# Exercise description
Exactly reproduce the lines that follow.

# Records that describe figures
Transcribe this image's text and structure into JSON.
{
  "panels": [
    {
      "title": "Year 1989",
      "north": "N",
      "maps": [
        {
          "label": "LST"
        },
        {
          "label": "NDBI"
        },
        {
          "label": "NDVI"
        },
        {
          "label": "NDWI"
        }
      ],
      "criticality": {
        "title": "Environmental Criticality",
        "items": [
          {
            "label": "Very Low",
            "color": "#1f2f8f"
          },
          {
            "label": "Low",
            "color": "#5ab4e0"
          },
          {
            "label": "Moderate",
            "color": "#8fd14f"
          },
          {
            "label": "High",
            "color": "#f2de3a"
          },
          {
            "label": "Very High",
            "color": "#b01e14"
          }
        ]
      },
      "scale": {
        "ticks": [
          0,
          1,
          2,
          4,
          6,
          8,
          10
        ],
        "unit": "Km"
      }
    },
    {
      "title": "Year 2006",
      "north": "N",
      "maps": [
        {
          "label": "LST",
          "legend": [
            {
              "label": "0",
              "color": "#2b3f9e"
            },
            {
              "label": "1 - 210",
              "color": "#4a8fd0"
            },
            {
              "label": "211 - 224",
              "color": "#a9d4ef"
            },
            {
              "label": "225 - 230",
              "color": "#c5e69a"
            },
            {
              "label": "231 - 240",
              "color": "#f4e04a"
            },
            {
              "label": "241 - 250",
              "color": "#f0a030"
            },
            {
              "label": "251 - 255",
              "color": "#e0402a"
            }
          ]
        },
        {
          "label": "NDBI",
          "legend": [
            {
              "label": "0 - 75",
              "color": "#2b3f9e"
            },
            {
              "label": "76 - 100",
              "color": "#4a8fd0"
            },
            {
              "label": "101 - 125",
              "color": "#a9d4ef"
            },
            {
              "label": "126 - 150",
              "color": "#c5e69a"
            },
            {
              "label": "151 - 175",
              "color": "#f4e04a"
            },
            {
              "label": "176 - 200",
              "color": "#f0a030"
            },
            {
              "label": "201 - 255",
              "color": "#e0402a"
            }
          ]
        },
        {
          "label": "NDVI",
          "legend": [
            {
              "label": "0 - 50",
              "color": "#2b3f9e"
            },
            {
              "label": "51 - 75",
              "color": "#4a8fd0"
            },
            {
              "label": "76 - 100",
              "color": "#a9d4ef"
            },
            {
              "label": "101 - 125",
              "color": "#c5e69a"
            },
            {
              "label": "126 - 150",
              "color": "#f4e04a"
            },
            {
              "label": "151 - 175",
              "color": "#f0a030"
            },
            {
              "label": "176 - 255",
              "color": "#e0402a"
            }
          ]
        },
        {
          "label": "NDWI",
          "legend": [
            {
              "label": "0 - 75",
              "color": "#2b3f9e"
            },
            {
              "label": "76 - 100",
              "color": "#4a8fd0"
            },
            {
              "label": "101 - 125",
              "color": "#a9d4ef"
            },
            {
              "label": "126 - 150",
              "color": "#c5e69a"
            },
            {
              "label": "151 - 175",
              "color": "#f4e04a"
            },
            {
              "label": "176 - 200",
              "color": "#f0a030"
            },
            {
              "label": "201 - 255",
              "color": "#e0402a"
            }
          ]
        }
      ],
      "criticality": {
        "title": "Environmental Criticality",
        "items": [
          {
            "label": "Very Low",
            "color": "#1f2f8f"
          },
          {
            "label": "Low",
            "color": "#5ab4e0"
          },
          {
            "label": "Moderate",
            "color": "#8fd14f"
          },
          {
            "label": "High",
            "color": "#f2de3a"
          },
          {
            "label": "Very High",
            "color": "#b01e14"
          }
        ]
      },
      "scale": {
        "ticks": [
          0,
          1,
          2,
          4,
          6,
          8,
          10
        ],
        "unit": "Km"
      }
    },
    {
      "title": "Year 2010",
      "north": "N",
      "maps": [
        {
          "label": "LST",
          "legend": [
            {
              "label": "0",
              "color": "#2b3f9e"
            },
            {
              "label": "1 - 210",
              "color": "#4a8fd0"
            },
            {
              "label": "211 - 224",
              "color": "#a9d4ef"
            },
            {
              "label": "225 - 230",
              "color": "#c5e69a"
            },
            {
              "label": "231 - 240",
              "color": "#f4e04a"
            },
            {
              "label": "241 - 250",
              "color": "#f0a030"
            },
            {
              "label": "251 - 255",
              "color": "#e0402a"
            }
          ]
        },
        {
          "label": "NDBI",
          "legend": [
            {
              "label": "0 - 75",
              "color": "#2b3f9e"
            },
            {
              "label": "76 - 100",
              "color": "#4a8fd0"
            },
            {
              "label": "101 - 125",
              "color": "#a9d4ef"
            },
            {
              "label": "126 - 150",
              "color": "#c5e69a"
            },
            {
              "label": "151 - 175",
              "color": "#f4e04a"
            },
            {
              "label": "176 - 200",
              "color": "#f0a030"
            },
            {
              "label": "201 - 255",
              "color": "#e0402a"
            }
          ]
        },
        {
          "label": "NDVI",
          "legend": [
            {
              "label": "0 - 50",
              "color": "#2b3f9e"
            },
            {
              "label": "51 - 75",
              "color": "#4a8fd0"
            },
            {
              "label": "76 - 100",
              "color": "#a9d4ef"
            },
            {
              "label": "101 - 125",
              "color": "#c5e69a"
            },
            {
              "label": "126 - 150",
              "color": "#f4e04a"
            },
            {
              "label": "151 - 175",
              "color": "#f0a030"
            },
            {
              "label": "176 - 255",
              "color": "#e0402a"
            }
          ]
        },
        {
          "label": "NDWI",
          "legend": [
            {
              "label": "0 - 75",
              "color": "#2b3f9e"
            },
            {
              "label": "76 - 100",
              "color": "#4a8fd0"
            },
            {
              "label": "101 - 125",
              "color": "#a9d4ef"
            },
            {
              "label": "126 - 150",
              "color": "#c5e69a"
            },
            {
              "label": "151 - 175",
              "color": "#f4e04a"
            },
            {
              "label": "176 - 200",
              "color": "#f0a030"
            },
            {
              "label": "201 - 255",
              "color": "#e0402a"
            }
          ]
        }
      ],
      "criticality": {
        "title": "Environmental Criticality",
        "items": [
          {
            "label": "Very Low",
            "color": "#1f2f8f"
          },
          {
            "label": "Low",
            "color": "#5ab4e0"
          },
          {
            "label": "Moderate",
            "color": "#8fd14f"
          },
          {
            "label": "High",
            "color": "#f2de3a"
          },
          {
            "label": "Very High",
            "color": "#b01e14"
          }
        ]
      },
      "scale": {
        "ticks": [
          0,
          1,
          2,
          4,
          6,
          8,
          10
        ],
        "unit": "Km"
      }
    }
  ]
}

# Task solution
Transcribe this image's text and structure into JSON.
{
  "panels": [
    {
      "title": "Year 1989",
      "north": "N",
      "maps": [
        {
          "label": "LST"
        },
        {
          "label": "NDBI"
        },
        {
          "label": "NDVI"
        },
        {
          "label": "NDWI"
        }
      ],
      "criticality": {
        "title": "Environmental Criticality",
        "items": [
          {
            "label": "Very Low",
            "color": "#1f2f8f"
          },
          {
            "label": "Low",
            "color": "#5ab4e0"
          },
          {
            "label": "Moderate",
            "color": "#8fd14f"
          },
          {
            "label": "High",
            "color": "#f2de3a"
          },
          {
            "label": "Very High",
            "color": "#b01e14"
          }
        ]
      },
      "scale": {
        "ticks": [
          0,
          1,
          2,
          4,
          6,
          8,
          10
        ],
        "unit": "Km"
      }
    },
    {
      "title": "Year 2006",
      "north": "N",
      "maps": [
        {
          "label": "LST",
          "legend": [
            {
              "label": "0",
              "color": "#2b3f9e"
            },
            {
              "label": "1 - 210",
              "color": "#4a8fd0"
            },
            {
              "label": "211 - 224",
              "color": "#a9d4ef"
            },
            {
              "label": "225 - 230",
              "color": "#c5e69a"
            },
            {
              "label": "231 - 240",
              "color": "#f4e04a"
            },
            {
              "label": "241 - 250",
              "color": "#f0a030"
            },
            {
              "label": "251 - 255",
              "color": "#e0402a"
            }
          ]
        },
        {
          "label": "NDBI",
          "legend": [
            {
              "label": "0 - 75",
              "color": "#2b3f9e"
            },
            {
              "label": "76 - 100",
              "color": "#4a8fd0"
            },
            {
              "label": "101 - 125",
              "color": "#a9d4ef"
            },
            {
              "label": "126 - 150",
              "color": "#c5e69a"
            },
            {
              "label": "151 - 175",
              "color": "#f4e04a"
            },
            {
              "label": "176 - 200",
              "color": "#f0a030"
            },
            {
              "label": "201 - 255",
              "color": "#e0402a"
            }
          ]
        },
        {
          "label": "NDVI",
          "legend": [
            {
              "label": "0 - 50",
              "color": "#2b3f9e"
            },
            {
              "label": "51 - 75",
              "color": "#4a8fd0"
            },
            {
              "label": "76 - 100",
              "color": "#a9d4ef"
            },
            {
              "label": "101 - 125",
              "color": "#c5e69a"
            },
            {
              "label": "126 - 150",
              "color": "#f4e04a"
            },
            {
              "label": "151 - 175",
              "color": "#f0a030"
            },
            {
              "label": "176 - 255",
              "color": "#e0402a"
            }
          ]
        },
        {
          "label": "NDWI",
          "legend": [
            {
              "label": "0 - 75",
              "color": "#2b3f9e"
            },
            {
              "label": "76 - 100",
              "color": "#4a8fd0"
            },
            {
              "label": "101 - 125",
              "color": "#a9d4ef"
            },
            {
              "label": "126 - 150",
              "color": "#c5e69a"
            },
            {
              "label": "151 - 175",
              "color": "#f4e04a"
            },
            {
              "label": "176 - 200",
              "color": "#f0a030"
            },
            {
              "label": "201 - 255",
              "color": "#e0402a"
            }
          ]
        }
      ],
      "criticality": {
        "title": "Environmental Criticality",
        "items": [
          {
            "label": "Very Low",
            "color": "#1f2f8f"
          },
          {
            "label": "Low",
            "color": "#5ab4e0"
          },
          {
            "label": "Moderate",
            "color": "#8fd14f"
          },
          {
            "label": "High",
            "color": "#f2de3a"
          },
          {
            "label": "Very High",
            "color": "#b01e14"
          }
        ]
      },
      "scale": {
        "ticks": [
          0,
          1,
          2,
          4,
          6,
          8,
          10
        ],
        "unit": "Km"
      }
    },
    {
      "title": "Year 2010",
      "north": "N",
      "maps": [
        {
          "label": "LST",
          "legend": [
            {
              "label": "0",
              "color": "#2b3f9e"
            },
            {
              "label": "1 - 210",
              "color": "#4a8fd0"
            },
            {
              "label": "211 - 224",
              "color": "#a9d4ef"
            },
            {
              "label": "225 - 230",
              "color": "#c5e69a"
            },
            {
              "label": "231 - 240",
              "color": "#f4e04a"
            },
            {
              "label": "241 - 250",
              "color": "#f0a030"
            },
            {
              "label": "251 - 255",
              "color": "#e0402a"
            }
          ]
        },
        {
          "label": "NDBI",
          "legend": [
            {
              "label": "0 - 75",
              "color": "#2b3f9e"
            },
            {
              "label": "76 - 100",
              "color": "#4a8fd0"
            },
            {
              "label": "101 - 125",
              "color": "#a9d4ef"
            },
            {
              "label": "126 - 150",
              "color": "#c5e69a"
            },
            {
              "label": "151 - 175",
              "color": "#f4e04a"
            },
            {
              "label": "176 - 200",
              "color": "#f0a030"
            },
            {
              "label": "201 - 255",
              "color": "#e0402a"
            }
          ]
        },
        {
          "label": "NDVI",
          "legend": [
            {
              "label": "0 - 50",
              "color": "#2b3f9e"
            },
            {
              "label": "51 - 75",
              "color": "#4a8fd0"
            },
            {
              "label": "76 - 100",
              "color": "#a9d4ef"
            },
            {
              "label": "101 - 125",
              "color": "#c5e69a"
            },
            {
              "label": "126 - 150",
              "color": "#f4e04a"
            },
            {
              "label": "151 - 175",
              "color": "#f0a030"
            },
            {
              "label": "176 - 255",
              "color": "#e0402a"
            }
          ]
        },
        {
          "label": "NDWI",
          "legend": [
            {
              "label": "0 - 75",
              "color": "#2b3f9e"
            },
            {
              "label": "76 - 100",
              "color": "#4a8fd0"
            },
            {
              "label": "101 - 125",
              "color": "#a9d4ef"
            },
            {
              "label": "126 - 150",
              "color": "#c5e69a"
            },
            {
              "label": "151 - 175",
              "color": "#f4e04a"
            },
            {
              "label": "176 - 200",
              "color": "#f0a030"
            },
            {
              "label": "201 - 255",
              "color": "#e0402a"
            }
          ]
        }
      ],
      "criticality": {
        "title": "Environmental Criticality",
        "items": [
          {
            "label": "Very Low",
            "color": "#1f2f8f"
          },
          {
            "label": "Low",
            "color": "#5ab4e0"
          },
          {
            "label": "Moderate",
            "color": "#8fd14f"
          },
          {
            "label": "High",
            "color": "#f2de3a"
          },
          {
            "label": "Very High",
            "color": "#b01e14"
          }
        ]
      },
      "scale": {
        "ticks": [
          0,
          1,
          2,
          4,
          6,
          8,
          10
        ],
        "unit": "Km"
      }
    }
  ]
}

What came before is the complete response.